--- What the task asks ---
Copy out the section of the listing that starts with the line containing "bar-slot bbox=[838, 288, 925, 497]" and ends with the line containing "196, 578, 288]", both lines included, with no changes.

--- Dataset entries ---
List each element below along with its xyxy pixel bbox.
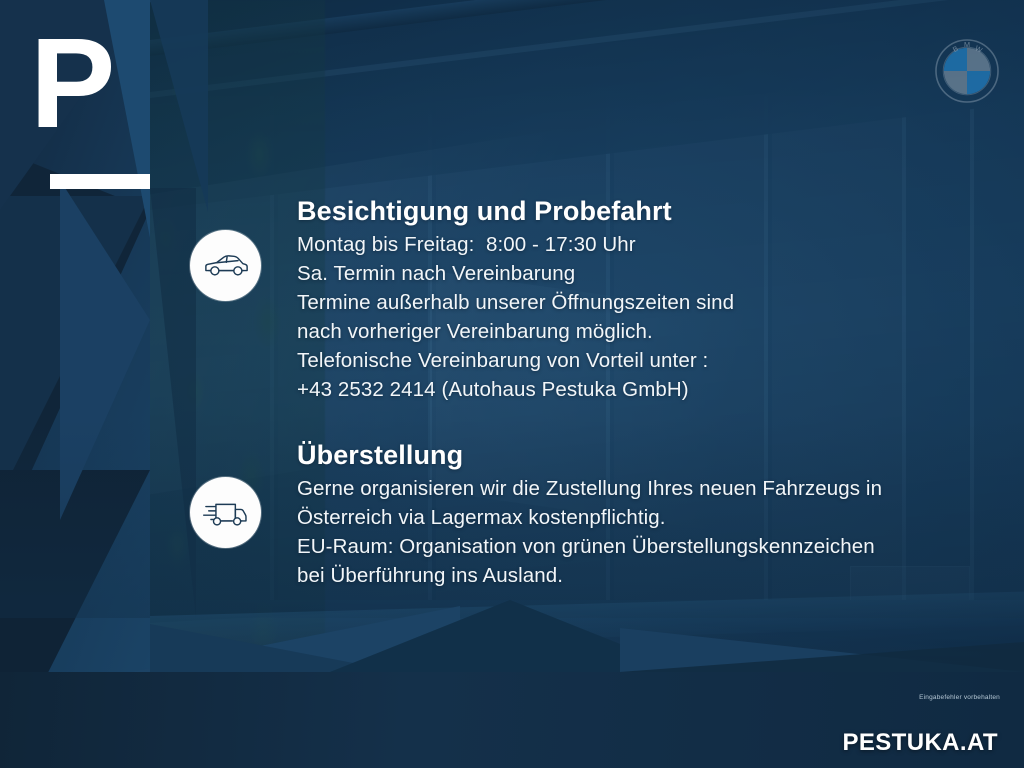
svg-text:M: M: [964, 40, 970, 49]
pestuka-p-logo: P: [30, 36, 150, 168]
section-ueberstellung: Überstellung Gerne organisieren wir die …: [190, 440, 882, 590]
bmw-roundel-icon: B M W: [934, 38, 1000, 104]
section-line: Montag bis Freitag: 8:00 - 17:30 Uhr: [297, 230, 734, 259]
delivery-truck-icon: [190, 477, 261, 548]
section-heading: Besichtigung und Probefahrt: [297, 196, 734, 228]
section-text: Überstellung Gerne organisieren wir die …: [297, 440, 882, 590]
phone-number-line: +43 2532 2414 (Autohaus Pestuka GmbH): [297, 375, 734, 404]
section-line: Sa. Termin nach Vereinbarung: [297, 259, 734, 288]
car-icon: [190, 230, 261, 301]
section-line: Termine außerhalb unserer Öffnungszeiten…: [297, 288, 734, 317]
section-line: nach vorheriger Vereinbarung möglich.: [297, 317, 734, 346]
logo-letter: P: [30, 20, 150, 148]
website-brandmark: PESTUKA.AT: [842, 729, 998, 757]
section-text: Besichtigung und Probefahrt Montag bis F…: [297, 196, 734, 404]
section-heading: Überstellung: [297, 440, 882, 472]
section-line: bei Überführung ins Ausland.: [297, 561, 882, 590]
section-line: Gerne organisieren wir die Zustellung Ih…: [297, 474, 882, 503]
facet: [150, 0, 208, 212]
promo-slide: P B M W: [0, 0, 1024, 768]
section-besichtigung: Besichtigung und Probefahrt Montag bis F…: [190, 196, 734, 404]
section-line: Österreich via Lagermax kostenpflichtig.: [297, 503, 882, 532]
logo-underline-bar: [50, 174, 150, 189]
section-line: Telefonische Vereinbarung von Vorteil un…: [297, 346, 734, 375]
facet: [620, 642, 1024, 672]
fineprint-disclaimer: Eingabefehler vorbehalten: [919, 694, 1000, 701]
section-line: EU-Raum: Organisation von grünen Überste…: [297, 532, 882, 561]
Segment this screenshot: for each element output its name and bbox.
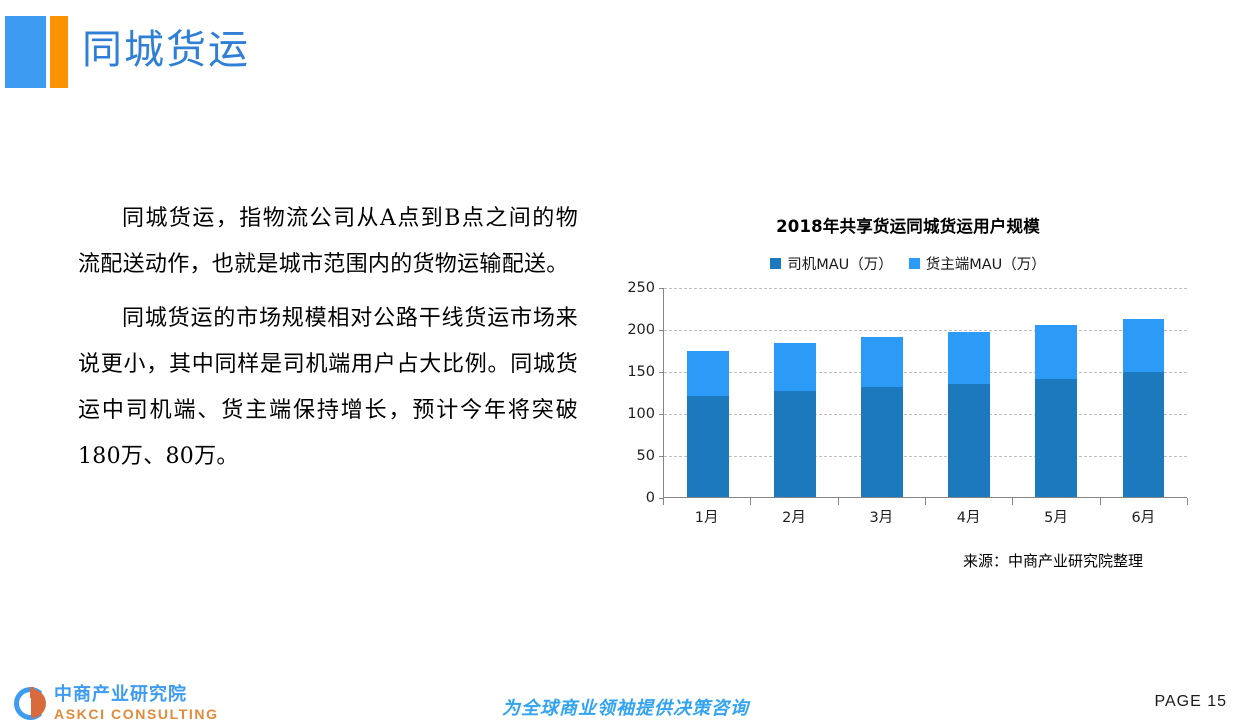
bar-slot bbox=[838, 288, 925, 497]
y-tick-label: 150 bbox=[620, 364, 655, 380]
x-tick-mark bbox=[925, 498, 926, 505]
y-tick-label: 200 bbox=[620, 322, 655, 338]
bar-segment-shipper[interactable] bbox=[948, 332, 990, 384]
bar-stack[interactable] bbox=[774, 343, 816, 497]
bar-slot bbox=[1013, 288, 1100, 497]
chart-legend: 司机MAU（万） 货主端MAU（万） bbox=[628, 253, 1188, 274]
bar-slot bbox=[926, 288, 1013, 497]
x-tick-label: 3月 bbox=[838, 506, 925, 527]
bar-segment-driver[interactable] bbox=[1123, 372, 1165, 497]
bar-segment-driver[interactable] bbox=[687, 396, 729, 497]
plot-wrapper: 050100150200250 1月2月3月4月5月6月 bbox=[620, 288, 1190, 538]
header-accent-block-blue bbox=[5, 16, 46, 88]
bar-stack[interactable] bbox=[687, 351, 729, 497]
x-tick-label: 1月 bbox=[663, 506, 750, 527]
bar-stack[interactable] bbox=[1123, 319, 1165, 497]
legend-swatch-shipper bbox=[909, 258, 920, 269]
x-tick-mark bbox=[1012, 498, 1013, 505]
plot-area bbox=[663, 288, 1187, 498]
bar-stack[interactable] bbox=[948, 332, 990, 497]
page-number: PAGE 15 bbox=[1154, 693, 1227, 711]
x-tick-label: 2月 bbox=[750, 506, 837, 527]
bar-segment-shipper[interactable] bbox=[774, 343, 816, 391]
bar-segment-driver[interactable] bbox=[1035, 379, 1077, 497]
legend-entry-driver: 司机MAU（万） bbox=[770, 253, 893, 274]
legend-swatch-driver bbox=[770, 258, 781, 269]
x-tick-mark bbox=[1187, 498, 1188, 505]
header-accent-block-orange bbox=[50, 16, 68, 88]
bar-series-group bbox=[664, 288, 1187, 497]
x-tick-mark bbox=[750, 498, 751, 505]
bar-segment-shipper[interactable] bbox=[1123, 319, 1165, 372]
bar-slot bbox=[664, 288, 751, 497]
x-tick-label: 4月 bbox=[925, 506, 1012, 527]
bar-slot bbox=[751, 288, 838, 497]
y-tick-label: 100 bbox=[620, 406, 655, 422]
x-axis-ticks bbox=[663, 498, 1187, 505]
x-axis-labels: 1月2月3月4月5月6月 bbox=[663, 506, 1187, 527]
x-tick-mark bbox=[838, 498, 839, 505]
bar-segment-driver[interactable] bbox=[861, 387, 903, 497]
y-tick-label: 50 bbox=[620, 448, 655, 464]
x-tick-mark bbox=[1100, 498, 1101, 505]
x-tick-label: 6月 bbox=[1100, 506, 1187, 527]
legend-label-shipper: 货主端MAU（万） bbox=[926, 253, 1046, 274]
footer-tagline: 为全球商业领袖提供决策咨询 bbox=[0, 694, 1251, 720]
body-paragraph-1: 同城货运，指物流公司从A点到B点之间的物流配送动作，也就是城市范围内的货物运输配… bbox=[78, 196, 578, 288]
bar-stack[interactable] bbox=[861, 337, 903, 497]
legend-label-driver: 司机MAU（万） bbox=[787, 253, 893, 274]
bar-segment-shipper[interactable] bbox=[687, 351, 729, 396]
bar-segment-driver[interactable] bbox=[948, 384, 990, 497]
body-text-block: 同城货运，指物流公司从A点到B点之间的物流配送动作，也就是城市范围内的货物运输配… bbox=[78, 196, 578, 480]
chart-title: 2018年共享货运同城货运用户规模 bbox=[628, 213, 1188, 237]
bar-segment-driver[interactable] bbox=[774, 391, 816, 497]
chart-panel: 2018年共享货运同城货运用户规模 司机MAU（万） 货主端MAU（万） 050… bbox=[620, 200, 1210, 590]
x-tick-label: 5月 bbox=[1012, 506, 1099, 527]
bar-stack[interactable] bbox=[1035, 325, 1077, 497]
chart-source-note: 来源：中商产业研究院整理 bbox=[963, 550, 1143, 571]
body-paragraph-2: 同城货运的市场规模相对公路干线货运市场来说更小，其中同样是司机端用户占大比例。同… bbox=[78, 296, 578, 480]
y-tick-label: 0 bbox=[620, 490, 655, 506]
slide-title: 同城货运 bbox=[82, 22, 250, 78]
bar-slot bbox=[1100, 288, 1187, 497]
x-tick-mark bbox=[663, 498, 664, 505]
bar-segment-shipper[interactable] bbox=[861, 337, 903, 387]
bar-segment-shipper[interactable] bbox=[1035, 325, 1077, 379]
y-tick-label: 250 bbox=[620, 280, 655, 296]
legend-entry-shipper: 货主端MAU（万） bbox=[909, 253, 1046, 274]
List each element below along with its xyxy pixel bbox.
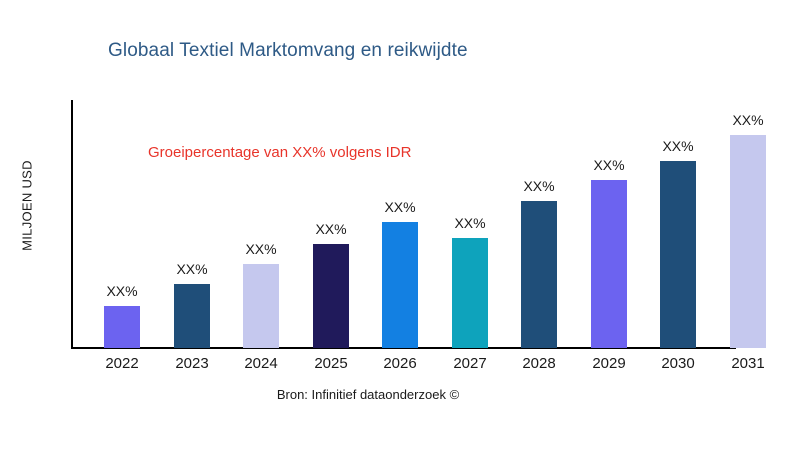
bar-2022[interactable] — [104, 306, 140, 348]
x-tick-2027: 2027 — [435, 355, 505, 372]
x-tick-2031: 2031 — [713, 355, 783, 372]
x-tick-2026: 2026 — [365, 355, 435, 372]
bar-value-label-2024: XX% — [231, 241, 291, 257]
source-caption: Bron: Infinitief dataonderzoek © — [0, 387, 736, 402]
bar-2028[interactable] — [521, 201, 557, 348]
bar-value-label-2025: XX% — [301, 221, 361, 237]
bar-value-label-2029: XX% — [579, 157, 639, 173]
bar-value-label-2026: XX% — [370, 199, 430, 215]
x-tick-2030: 2030 — [643, 355, 713, 372]
bar-2025[interactable] — [313, 244, 349, 348]
bar-2030[interactable] — [660, 161, 696, 348]
x-tick-2024: 2024 — [226, 355, 296, 372]
plot-area: XX%2022XX%2023XX%2024XX%2025XX%2026XX%20… — [0, 0, 800, 450]
bar-2029[interactable] — [591, 180, 627, 348]
bar-2023[interactable] — [174, 284, 210, 348]
x-tick-2022: 2022 — [87, 355, 157, 372]
bar-2027[interactable] — [452, 238, 488, 348]
x-tick-2028: 2028 — [504, 355, 574, 372]
x-tick-2023: 2023 — [157, 355, 227, 372]
bar-2026[interactable] — [382, 222, 418, 348]
bar-value-label-2031: XX% — [718, 112, 778, 128]
bar-value-label-2030: XX% — [648, 138, 708, 154]
bar-2024[interactable] — [243, 264, 279, 348]
x-tick-2025: 2025 — [296, 355, 366, 372]
bar-2031[interactable] — [730, 135, 766, 348]
chart-container: Globaal Textiel Marktomvang en reikwijdt… — [0, 0, 800, 450]
bar-value-label-2023: XX% — [162, 261, 222, 277]
bar-value-label-2028: XX% — [509, 178, 569, 194]
bar-value-label-2022: XX% — [92, 283, 152, 299]
x-tick-2029: 2029 — [574, 355, 644, 372]
bar-value-label-2027: XX% — [440, 215, 500, 231]
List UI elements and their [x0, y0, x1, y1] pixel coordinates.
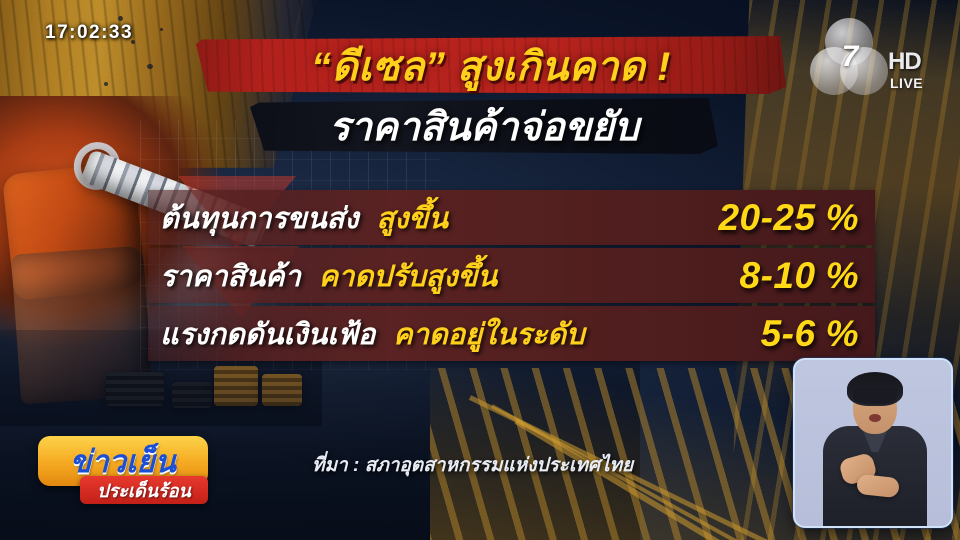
row-label: แรงกดดันเงินเฟ้อ [148, 311, 375, 357]
live-badge: LIVE [890, 75, 923, 91]
headline-sub: ราคาสินค้าจ่อขยับ [250, 100, 718, 154]
background-speck [118, 16, 123, 21]
row-value-number: 20-25 [718, 197, 815, 238]
row-qualifier: คาดอยู่ในระดับ [375, 311, 584, 357]
row-value-unit: % [816, 313, 859, 354]
interpreter-hair [847, 372, 903, 406]
table-row: ราคาสินค้า คาดปรับสูงขึ้น 8-10% [148, 248, 875, 303]
hd-badge: HD [888, 48, 921, 76]
table-row: แรงกดดันเงินเฟ้อ คาดอยู่ในระดับ 5-6% [148, 306, 875, 361]
timestamp: 17:02:33 [45, 22, 133, 44]
background-speck [147, 64, 153, 69]
row-qualifier: คาดปรับสูงขึ้น [301, 253, 497, 299]
row-value-unit: % [816, 255, 859, 296]
program-logo: ข่าวเย็น ประเด็นร้อน [38, 436, 220, 508]
channel-number: 7 [836, 40, 864, 74]
background-speck [104, 82, 108, 86]
row-value-number: 5-6 [761, 313, 816, 354]
row-label: ราคาสินค้า [148, 253, 301, 299]
row-qualifier: สูงขึ้น [359, 195, 449, 241]
table-row: ต้นทุนการขนส่ง สูงขึ้น 20-25% [148, 190, 875, 245]
row-value: 20-25% [718, 197, 875, 239]
program-subtitle: ประเด็นร้อน [80, 476, 208, 504]
data-table: ต้นทุนการขนส่ง สูงขึ้น 20-25% ราคาสินค้า… [148, 190, 875, 364]
row-value-number: 8-10 [740, 255, 816, 296]
row-value-unit: % [816, 197, 859, 238]
broadcast-screen: 17:02:33 7 HD LIVE “ดีเซล” สูงเกินคาด ! … [0, 0, 960, 540]
row-value: 5-6% [761, 313, 875, 355]
interpreter-mouth [869, 414, 881, 422]
sign-language-panel [793, 358, 953, 528]
headline-main: “ดีเซล” สูงเกินคาด ! [196, 38, 786, 94]
row-label: ต้นทุนการขนส่ง [148, 195, 359, 241]
row-value: 8-10% [740, 255, 875, 297]
background-speck [160, 28, 163, 31]
source-attribution: ที่มา : สภาอุตสาหกรรมแห่งประเทศไทย [312, 450, 633, 480]
channel-logo: 7 HD LIVE [810, 18, 938, 102]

--- Solution ---
bar-slot bbox=[838, 288, 925, 497]
y-tick-label: 150 bbox=[620, 364, 655, 380]
x-tick-mark bbox=[925, 498, 926, 505]
y-tick-label: 200 bbox=[620, 322, 655, 338]
bar-segment-shipper[interactable] bbox=[948, 332, 990, 384]
bar-stack[interactable] bbox=[774, 343, 816, 497]
bar-slot bbox=[1013, 288, 1100, 497]
chart-legend: 司机MAU（万） 货主端MAU（万） bbox=[628, 253, 1188, 274]
bar-slot bbox=[926, 288, 1013, 497]
x-tick-label: 3月 bbox=[838, 506, 925, 527]
bar-segment-driver[interactable] bbox=[1123, 372, 1165, 497]
bar-segment-driver[interactable] bbox=[687, 396, 729, 497]
plot-wrapper: 050100150200250 1月2月3月4月5月6月 bbox=[620, 288, 1190, 538]
header-accent-block-blue bbox=[5, 16, 46, 88]
bar-stack[interactable] bbox=[687, 351, 729, 497]
x-tick-label: 1月 bbox=[663, 506, 750, 527]
bar-stack[interactable] bbox=[1123, 319, 1165, 497]
legend-swatch-shipper bbox=[909, 258, 920, 269]
x-tick-mark bbox=[1012, 498, 1013, 505]
plot-area bbox=[663, 288, 1187, 498]
bar-stack[interactable] bbox=[948, 332, 990, 497]
page-number: PAGE 15 bbox=[1154, 693, 1227, 711]
x-tick-label: 2月 bbox=[750, 506, 837, 527]
bar-segment-shipper[interactable] bbox=[774, 343, 816, 391]
bar-segment-driver[interactable] bbox=[1035, 379, 1077, 497]
legend-entry-driver: 司机MAU（万） bbox=[770, 253, 893, 274]
legend-swatch-driver bbox=[770, 258, 781, 269]
x-tick-mark bbox=[1187, 498, 1188, 505]
header-accent-block-orange bbox=[50, 16, 68, 88]
bar-series-group bbox=[664, 288, 1187, 497]
x-tick-mark bbox=[750, 498, 751, 505]
bar-segment-shipper[interactable] bbox=[1123, 319, 1165, 372]
bar-slot bbox=[664, 288, 751, 497]
x-tick-label: 4月 bbox=[925, 506, 1012, 527]
bar-slot bbox=[751, 288, 838, 497]
y-tick-label: 100 bbox=[620, 406, 655, 422]
x-axis-ticks bbox=[663, 498, 1187, 505]
x-axis-labels: 1月2月3月4月5月6月 bbox=[663, 506, 1187, 527]
x-tick-mark bbox=[838, 498, 839, 505]
bar-segment-driver[interactable] bbox=[861, 387, 903, 497]
y-tick-label: 50 bbox=[620, 448, 655, 464]
x-tick-mark bbox=[1100, 498, 1101, 505]
x-tick-label: 6月 bbox=[1100, 506, 1187, 527]
legend-label-shipper: 货主端MAU（万） bbox=[926, 253, 1046, 274]
footer-tagline: 为全球商业领袖提供决策咨询 bbox=[0, 694, 1251, 720]
body-paragraph-1: 同城货运，指物流公司从A点到B点之间的物流配送动作，也就是城市范围内的货物运输配… bbox=[78, 196, 578, 288]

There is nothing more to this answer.